*Directions:* Extract the listing in its entirety, keeping each line identical to the original.

━━━━━━━━━━━━━━━━

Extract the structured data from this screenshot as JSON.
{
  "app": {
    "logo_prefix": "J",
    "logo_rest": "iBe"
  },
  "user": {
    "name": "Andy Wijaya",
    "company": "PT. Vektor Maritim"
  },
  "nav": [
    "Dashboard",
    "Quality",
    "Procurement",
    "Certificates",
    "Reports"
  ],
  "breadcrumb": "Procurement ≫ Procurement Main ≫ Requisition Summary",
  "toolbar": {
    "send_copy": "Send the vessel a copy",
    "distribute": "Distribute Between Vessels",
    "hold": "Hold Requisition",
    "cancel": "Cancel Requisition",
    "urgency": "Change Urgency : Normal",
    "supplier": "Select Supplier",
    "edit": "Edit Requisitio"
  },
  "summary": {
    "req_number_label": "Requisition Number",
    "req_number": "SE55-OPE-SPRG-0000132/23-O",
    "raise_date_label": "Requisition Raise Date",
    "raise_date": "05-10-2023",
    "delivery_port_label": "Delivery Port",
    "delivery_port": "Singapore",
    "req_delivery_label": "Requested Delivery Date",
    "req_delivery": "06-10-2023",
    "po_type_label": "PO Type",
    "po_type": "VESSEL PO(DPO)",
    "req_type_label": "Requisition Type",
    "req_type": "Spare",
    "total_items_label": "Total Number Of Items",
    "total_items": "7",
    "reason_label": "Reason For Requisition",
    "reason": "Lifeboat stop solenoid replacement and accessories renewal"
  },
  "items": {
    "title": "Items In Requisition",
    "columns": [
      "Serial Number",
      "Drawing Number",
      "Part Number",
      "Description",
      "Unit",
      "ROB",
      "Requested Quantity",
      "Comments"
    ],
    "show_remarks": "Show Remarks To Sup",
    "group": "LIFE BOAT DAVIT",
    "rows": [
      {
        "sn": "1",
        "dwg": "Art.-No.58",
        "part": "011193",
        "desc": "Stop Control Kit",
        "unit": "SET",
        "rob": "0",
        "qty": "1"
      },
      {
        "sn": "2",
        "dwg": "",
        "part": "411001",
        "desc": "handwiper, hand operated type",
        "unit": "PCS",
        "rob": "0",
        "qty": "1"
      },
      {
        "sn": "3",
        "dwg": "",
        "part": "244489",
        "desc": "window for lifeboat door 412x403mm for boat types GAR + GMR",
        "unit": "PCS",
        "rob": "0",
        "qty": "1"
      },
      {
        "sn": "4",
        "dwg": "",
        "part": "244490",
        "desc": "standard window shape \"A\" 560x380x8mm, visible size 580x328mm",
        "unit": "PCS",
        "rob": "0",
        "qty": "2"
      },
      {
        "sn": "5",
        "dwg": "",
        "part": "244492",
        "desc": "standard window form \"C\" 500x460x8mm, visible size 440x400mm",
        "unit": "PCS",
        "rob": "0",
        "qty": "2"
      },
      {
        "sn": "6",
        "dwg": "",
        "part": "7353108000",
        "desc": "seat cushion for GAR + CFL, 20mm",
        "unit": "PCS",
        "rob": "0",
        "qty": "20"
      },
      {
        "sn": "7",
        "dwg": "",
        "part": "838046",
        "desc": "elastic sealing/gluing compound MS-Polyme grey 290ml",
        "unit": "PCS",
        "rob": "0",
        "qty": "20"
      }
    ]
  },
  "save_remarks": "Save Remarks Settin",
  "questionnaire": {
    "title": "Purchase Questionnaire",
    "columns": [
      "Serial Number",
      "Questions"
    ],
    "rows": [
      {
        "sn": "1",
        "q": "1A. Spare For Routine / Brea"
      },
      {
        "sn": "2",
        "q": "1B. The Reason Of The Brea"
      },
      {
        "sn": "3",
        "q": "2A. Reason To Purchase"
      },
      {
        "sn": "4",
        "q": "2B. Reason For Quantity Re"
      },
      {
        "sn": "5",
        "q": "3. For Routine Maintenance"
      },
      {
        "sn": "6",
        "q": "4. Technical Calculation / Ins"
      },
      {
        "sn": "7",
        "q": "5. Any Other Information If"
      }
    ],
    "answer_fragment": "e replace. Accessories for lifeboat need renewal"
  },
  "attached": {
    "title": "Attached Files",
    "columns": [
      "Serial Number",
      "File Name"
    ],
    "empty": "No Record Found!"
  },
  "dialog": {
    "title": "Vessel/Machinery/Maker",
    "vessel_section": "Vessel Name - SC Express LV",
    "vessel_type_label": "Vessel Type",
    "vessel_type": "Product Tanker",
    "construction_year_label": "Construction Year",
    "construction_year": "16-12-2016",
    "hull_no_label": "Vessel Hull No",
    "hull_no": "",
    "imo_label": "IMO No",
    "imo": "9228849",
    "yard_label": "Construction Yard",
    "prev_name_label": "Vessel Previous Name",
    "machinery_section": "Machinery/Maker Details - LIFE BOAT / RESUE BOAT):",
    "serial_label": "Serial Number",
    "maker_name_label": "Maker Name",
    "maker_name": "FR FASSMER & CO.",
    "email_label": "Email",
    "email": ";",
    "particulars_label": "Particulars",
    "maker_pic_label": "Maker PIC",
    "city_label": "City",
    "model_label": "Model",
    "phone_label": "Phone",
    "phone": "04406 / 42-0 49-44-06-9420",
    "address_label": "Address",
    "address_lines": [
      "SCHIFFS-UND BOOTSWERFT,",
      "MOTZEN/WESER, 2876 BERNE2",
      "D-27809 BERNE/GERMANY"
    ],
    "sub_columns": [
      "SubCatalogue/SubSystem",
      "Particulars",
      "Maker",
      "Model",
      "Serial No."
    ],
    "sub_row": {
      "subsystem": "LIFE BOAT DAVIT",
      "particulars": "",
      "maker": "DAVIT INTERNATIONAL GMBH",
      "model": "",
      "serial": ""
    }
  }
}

━━━━━━━━━━━━━━━━

*Reply:*
Extract the structured data from this screenshot as JSON.
{
  "app": {
    "logo_prefix": "J",
    "logo_rest": "iBe"
  },
  "user": {
    "name": "Andy Wijaya",
    "company": "PT. Vektor Maritim"
  },
  "nav": [
    "Dashboard",
    "Quality",
    "Procurement",
    "Certificates",
    "Reports"
  ],
  "breadcrumb": "Procurement ≫ Procurement Main ≫ Requisition Summary",
  "toolbar": {
    "send_copy": "Send the vessel a copy",
    "distribute": "Distribute Between Vessels",
    "hold": "Hold Requisition",
    "cancel": "Cancel Requisition",
    "urgency": "Change Urgency : Normal",
    "supplier": "Select Supplier",
    "edit": "Edit Requisitio"
  },
  "summary": {
    "req_number_label": "Requisition Number",
    "req_number": "SE55-OPE-SPRG-0000132/23-O",
    "raise_date_label": "Requisition Raise Date",
    "raise_date": "05-10-2023",
    "delivery_port_label": "Delivery Port",
    "delivery_port": "Singapore",
    "req_delivery_label": "Requested Delivery Date",
    "req_delivery": "06-10-2023",
    "po_type_label": "PO Type",
    "po_type": "VESSEL PO(DPO)",
    "req_type_label": "Requisition Type",
    "req_type": "Spare",
    "total_items_label": "Total Number Of Items",
    "total_items": "7",
    "reason_label": "Reason For Requisition",
    "reason": "Lifeboat stop solenoid replacement and accessories renewal"
  },
  "items": {
    "title": "Items In Requisition",
    "columns": [
      "Serial Number",
      "Drawing Number",
      "Part Number",
      "Description",
      "Unit",
      "ROB",
      "Requested Quantity",
      "Comments"
    ],
    "show_remarks": "Show Remarks To Sup",
    "group": "LIFE BOAT DAVIT",
    "rows": [
      {
        "sn": "1",
        "dwg": "Art.-No.58",
        "part": "011193",
        "desc": "Stop Control Kit",
        "unit": "SET",
        "rob": "0",
        "qty": "1"
      },
      {
        "sn": "2",
        "dwg": "",
        "part": "411001",
        "desc": "handwiper, hand operated type",
        "unit": "PCS",
        "rob": "0",
        "qty": "1"
      },
      {
        "sn": "3",
        "dwg": "",
        "part": "244489",
        "desc": "window for lifeboat door 412x403mm for boat types GAR + GMR",
        "unit": "PCS",
        "rob": "0",
        "qty": "1"
      },
      {
        "sn": "4",
        "dwg": "",
        "part": "244490",
        "desc": "standard window shape \"A\" 560x380x8mm, visible size 580x328mm",
        "unit": "PCS",
        "rob": "0",
        "qty": "2"
      },
      {
        "sn": "5",
        "dwg": "",
        "part": "244492",
        "desc": "standard window form \"C\" 500x460x8mm, visible size 440x400mm",
        "unit": "PCS",
        "rob": "0",
        "qty": "2"
      },
      {
        "sn": "6",
        "dwg": "",
        "part": "7353108000",
        "desc": "seat cushion for GAR + CFL, 20mm",
        "unit": "PCS",
        "rob": "0",
        "qty": "20"
      },
      {
        "sn": "7",
        "dwg": "",
        "part": "838046",
        "desc": "elastic sealing/gluing compound MS-Polyme grey 290ml",
        "unit": "PCS",
        "rob": "0",
        "qty": "20"
      }
    ]
  },
  "save_remarks": "Save Remarks Settin",
  "questionnaire": {
    "title": "Purchase Questionnaire",
    "columns": [
      "Serial Number",
      "Questions"
    ],
    "rows": [
      {
        "sn": "1",
        "q": "1A. Spare For Routine / Brea"
      },
      {
        "sn": "2",
        "q": "1B. The Reason Of The Brea"
      },
      {
        "sn": "3",
        "q": "2A. Reason To Purchase"
      },
      {
        "sn": "4",
        "q": "2B. Reason For Quantity Re"
      },
      {
        "sn": "5",
        "q": "3. For Routine Maintenance"
      },
      {
        "sn": "6",
        "q": "4. Technical Calculation / Ins"
      },
      {
        "sn": "7",
        "q": "5. Any Other Information If"
      }
    ],
    "answer_fragment": "e replace. Accessories for lifeboat need renewal"
  },
  "attached": {
    "title": "Attached Files",
    "columns": [
      "Serial Number",
      "File Name"
    ],
    "empty": "No Record Found!"
  },
  "dialog": {
    "title": "Vessel/Machinery/Maker",
    "vessel_section": "Vessel Name - SC Express LV",
    "vessel_type_label": "Vessel Type",
    "vessel_type": "Product Tanker",
    "construction_year_label": "Construction Year",
    "construction_year": "16-12-2016",
    "hull_no_label": "Vessel Hull No",
    "hull_no": "",
    "imo_label": "IMO No",
    "imo": "9228849",
    "yard_label": "Construction Yard",
    "prev_name_label": "Vessel Previous Name",
    "machinery_section": "Machinery/Maker Details - LIFE BOAT / RESUE BOAT):",
    "serial_label": "Serial Number",
    "maker_name_label": "Maker Name",
    "maker_name": "FR FASSMER & CO.",
    "email_label": "Email",
    "email": ";",
    "particulars_label": "Particulars",
    "maker_pic_label": "Maker PIC",
    "city_label": "City",
    "model_label": "Model",
    "phone_label": "Phone",
    "phone": "04406 / 42-0 49-44-06-9420",
    "address_label": "Address",
    "address_lines": [
      "SCHIFFS-UND BOOTSWERFT,",
      "MOTZEN/WESER, 2876 BERNE2",
      "D-27809 BERNE/GERMANY"
    ],
    "sub_columns": [
      "SubCatalogue/SubSystem",
      "Particulars",
      "Maker",
      "Model",
      "Serial No."
    ],
    "sub_row": {
      "subsystem": "LIFE BOAT DAVIT",
      "particulars": "",
      "maker": "DAVIT INTERNATIONAL GMBH",
      "model": "",
      "serial": ""
    }
  }
}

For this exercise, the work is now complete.